> WHAT IS BEING ASKED
Copy out all of the material exactly as presented.

> INPUT
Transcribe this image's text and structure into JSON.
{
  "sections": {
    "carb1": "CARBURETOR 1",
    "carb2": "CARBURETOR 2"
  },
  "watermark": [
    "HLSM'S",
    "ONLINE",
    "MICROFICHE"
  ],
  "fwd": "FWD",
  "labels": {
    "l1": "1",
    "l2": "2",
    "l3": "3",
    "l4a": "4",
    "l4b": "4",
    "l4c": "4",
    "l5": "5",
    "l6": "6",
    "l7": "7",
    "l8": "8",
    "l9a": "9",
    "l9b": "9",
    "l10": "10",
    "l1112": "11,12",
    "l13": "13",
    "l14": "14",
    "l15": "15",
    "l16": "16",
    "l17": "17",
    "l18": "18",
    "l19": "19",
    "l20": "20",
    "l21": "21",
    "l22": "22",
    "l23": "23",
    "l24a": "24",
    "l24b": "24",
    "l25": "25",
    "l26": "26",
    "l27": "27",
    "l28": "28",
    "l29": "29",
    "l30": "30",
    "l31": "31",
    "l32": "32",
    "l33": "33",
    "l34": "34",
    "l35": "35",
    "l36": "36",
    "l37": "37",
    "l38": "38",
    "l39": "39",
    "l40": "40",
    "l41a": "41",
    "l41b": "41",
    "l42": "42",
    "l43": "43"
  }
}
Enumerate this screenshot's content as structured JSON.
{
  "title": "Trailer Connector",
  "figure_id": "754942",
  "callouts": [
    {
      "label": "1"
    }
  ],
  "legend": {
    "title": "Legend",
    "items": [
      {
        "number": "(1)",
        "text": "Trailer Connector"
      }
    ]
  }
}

> FULL SOLUTION
Transcribe this image's text and structure into JSON.
{
  "sections": {
    "carb1": "CARBURETOR 1",
    "carb2": "CARBURETOR 2"
  },
  "watermark": [
    "HLSM'S",
    "ONLINE",
    "MICROFICHE"
  ],
  "fwd": "FWD",
  "labels": {
    "l1": "1",
    "l2": "2",
    "l3": "3",
    "l4a": "4",
    "l4b": "4",
    "l4c": "4",
    "l5": "5",
    "l6": "6",
    "l7": "7",
    "l8": "8",
    "l9a": "9",
    "l9b": "9",
    "l10": "10",
    "l1112": "11,12",
    "l13": "13",
    "l14": "14",
    "l15": "15",
    "l16": "16",
    "l17": "17",
    "l18": "18",
    "l19": "19",
    "l20": "20",
    "l21": "21",
    "l22": "22",
    "l23": "23",
    "l24a": "24",
    "l24b": "24",
    "l25": "25",
    "l26": "26",
    "l27": "27",
    "l28": "28",
    "l29": "29",
    "l30": "30",
    "l31": "31",
    "l32": "32",
    "l33": "33",
    "l34": "34",
    "l35": "35",
    "l36": "36",
    "l37": "37",
    "l38": "38",
    "l39": "39",
    "l40": "40",
    "l41a": "41",
    "l41b": "41",
    "l42": "42",
    "l43": "43"
  }
}
Enumerate this screenshot's content as structured JSON.
{
  "title": "Trailer Connector",
  "figure_id": "754942",
  "callouts": [
    {
      "label": "1"
    }
  ],
  "legend": {
    "title": "Legend",
    "items": [
      {
        "number": "(1)",
        "text": "Trailer Connector"
      }
    ]
  }
}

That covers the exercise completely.